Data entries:

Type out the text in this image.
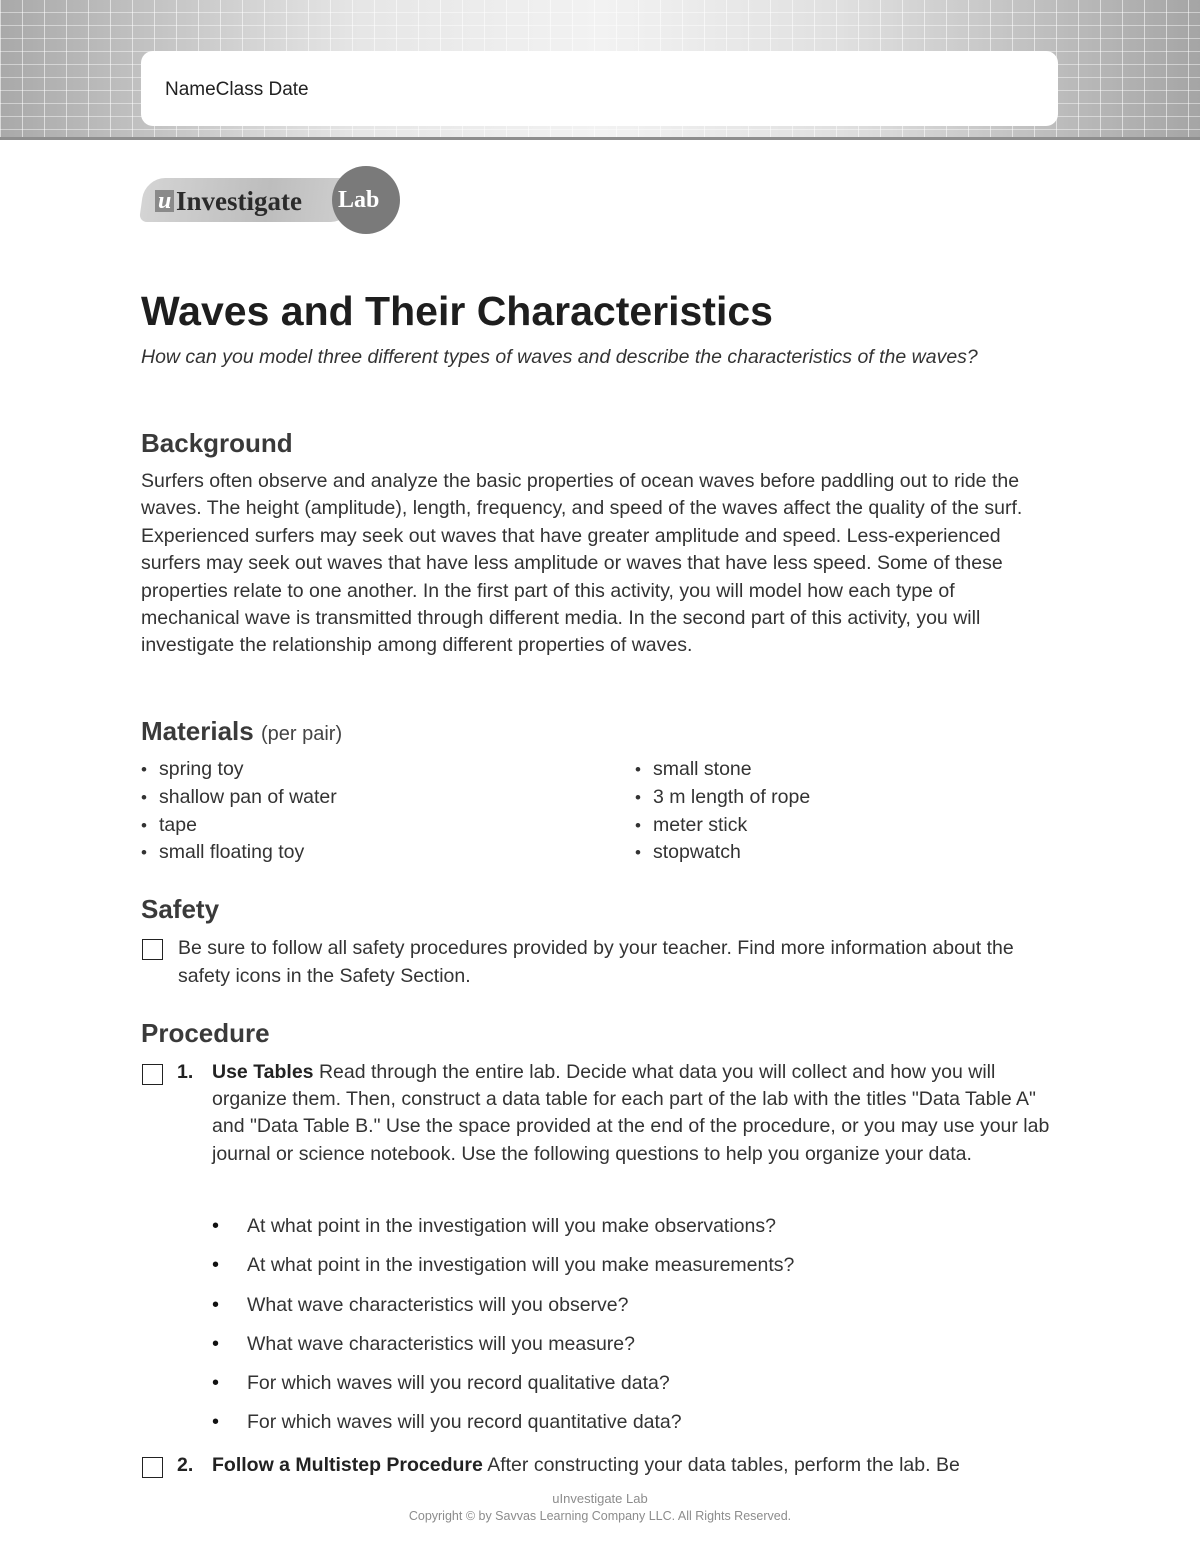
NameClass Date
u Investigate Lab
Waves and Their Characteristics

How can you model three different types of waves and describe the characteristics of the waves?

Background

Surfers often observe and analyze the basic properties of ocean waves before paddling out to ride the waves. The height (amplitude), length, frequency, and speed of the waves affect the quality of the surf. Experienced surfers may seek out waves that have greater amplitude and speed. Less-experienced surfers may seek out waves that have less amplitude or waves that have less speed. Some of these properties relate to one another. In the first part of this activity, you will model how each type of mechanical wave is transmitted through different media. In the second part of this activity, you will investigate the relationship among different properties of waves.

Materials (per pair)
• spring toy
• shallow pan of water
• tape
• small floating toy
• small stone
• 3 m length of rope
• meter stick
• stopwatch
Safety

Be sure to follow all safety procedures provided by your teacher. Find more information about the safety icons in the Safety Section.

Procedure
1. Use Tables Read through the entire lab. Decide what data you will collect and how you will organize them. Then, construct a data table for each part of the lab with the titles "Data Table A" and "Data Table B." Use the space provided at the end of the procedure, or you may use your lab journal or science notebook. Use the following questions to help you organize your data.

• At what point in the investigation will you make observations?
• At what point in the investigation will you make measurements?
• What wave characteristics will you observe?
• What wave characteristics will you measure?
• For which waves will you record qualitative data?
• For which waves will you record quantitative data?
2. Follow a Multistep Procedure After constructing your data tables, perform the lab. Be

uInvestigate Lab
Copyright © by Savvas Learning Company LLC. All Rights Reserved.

__WORK TO COMPLETE__. In the copy, include all records verbatim but no images.

__EXPECTED OUTPUT__.
Type out the text in this image.
NameClass Date
u Investigate Lab
Waves and Their Characteristics

How can you model three different types of waves and describe the characteristics of the waves?

Background

Surfers often observe and analyze the basic properties of ocean waves before paddling out to ride the waves. The height (amplitude), length, frequency, and speed of the waves affect the quality of the surf. Experienced surfers may seek out waves that have greater amplitude and speed. Less-experienced surfers may seek out waves that have less amplitude or waves that have less speed. Some of these properties relate to one another. In the first part of this activity, you will model how each type of mechanical wave is transmitted through different media. In the second part of this activity, you will investigate the relationship among different properties of waves.

Materials (per pair)
• spring toy
• shallow pan of water
• tape
• small floating toy
• small stone
• 3 m length of rope
• meter stick
• stopwatch
Safety

Be sure to follow all safety procedures provided by your teacher. Find more information about the safety icons in the Safety Section.

Procedure
1. Use Tables Read through the entire lab. Decide what data you will collect and how you will organize them. Then, construct a data table for each part of the lab with the titles "Data Table A" and "Data Table B." Use the space provided at the end of the procedure, or you may use your lab journal or science notebook. Use the following questions to help you organize your data.

• At what point in the investigation will you make observations?
• At what point in the investigation will you make measurements?
• What wave characteristics will you observe?
• What wave characteristics will you measure?
• For which waves will you record qualitative data?
• For which waves will you record quantitative data?
2. Follow a Multistep Procedure After constructing your data tables, perform the lab. Be

uInvestigate Lab
Copyright © by Savvas Learning Company LLC. All Rights Reserved.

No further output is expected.